* _Directive_:
In your copy, repeat the records exactly and leave out the pictures.

Recorded data:
===

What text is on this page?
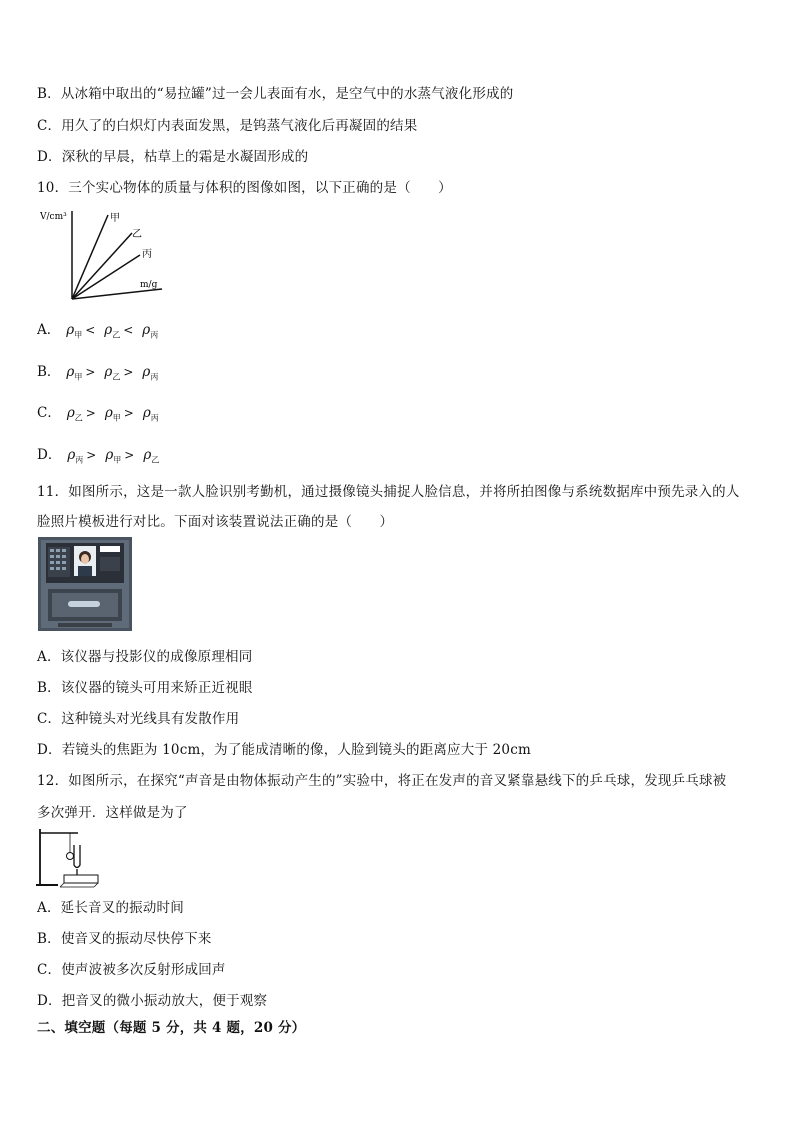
B．从冰箱中取出的“易拉罐”过一会儿表面有水，是空气中的水蒸气液化形成的
C．用久了的白炽灯内表面发黑，是钨蒸气液化后再凝固的结果
D．深秋的早晨，枯草上的霜是水凝固形成的
10．三个实心物体的质量与体积的图像如图，以下正确的是（　　）
V/cm³
m/g
甲
乙
丙
A． $\rho_甲 < \rho_乙 < \rho_丙$
B． $\rho_甲 > \rho_乙 > \rho_丙$
C． $\rho_乙 > \rho_甲 > \rho_丙$
D． $\rho_丙 > \rho_甲 > \rho_乙$
11．如图所示，这是一款人脸识别考勤机，通过摄像镜头捕捉人脸信息，并将所拍图像与系统数据库中预先录入的人
脸照片模板进行对比。下面对该装置说法正确的是（　　）
A．该仪器与投影仪的成像原理相同
B．该仪器的镜头可用来矫正近视眼
C．这种镜头对光线具有发散作用
D．若镜头的焦距为 10cm，为了能成清晰的像，人脸到镜头的距离应大于 20cm
12．如图所示，在探究“声音是由物体振动产生的”实验中，将正在发声的音叉紧靠悬线下的乒乓球，发现乒乓球被
多次弹开．这样做是为了
A．延长音叉的振动时间
B．使音叉的振动尽快停下来
C．使声波被多次反射形成回声
D．把音叉的微小振动放大，便于观察
二、填空题（每题 5 分，共 4 题，20 分）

===

* _Task output_:
What text is on this page?
B．从冰箱中取出的“易拉罐”过一会儿表面有水，是空气中的水蒸气液化形成的
C．用久了的白炽灯内表面发黑，是钨蒸气液化后再凝固的结果
D．深秋的早晨，枯草上的霜是水凝固形成的
10．三个实心物体的质量与体积的图像如图，以下正确的是（　　）
V/cm³
m/g
甲
乙
丙
A． $\rho_甲 < \rho_乙 < \rho_丙$
B． $\rho_甲 > \rho_乙 > \rho_丙$
C． $\rho_乙 > \rho_甲 > \rho_丙$
D． $\rho_丙 > \rho_甲 > \rho_乙$
11．如图所示，这是一款人脸识别考勤机，通过摄像镜头捕捉人脸信息，并将所拍图像与系统数据库中预先录入的人
脸照片模板进行对比。下面对该装置说法正确的是（　　）
A．该仪器与投影仪的成像原理相同
B．该仪器的镜头可用来矫正近视眼
C．这种镜头对光线具有发散作用
D．若镜头的焦距为 10cm，为了能成清晰的像，人脸到镜头的距离应大于 20cm
12．如图所示，在探究“声音是由物体振动产生的”实验中，将正在发声的音叉紧靠悬线下的乒乓球，发现乒乓球被
多次弹开．这样做是为了
A．延长音叉的振动时间
B．使音叉的振动尽快停下来
C．使声波被多次反射形成回声
D．把音叉的微小振动放大，便于观察
二、填空题（每题 5 分，共 4 题，20 分）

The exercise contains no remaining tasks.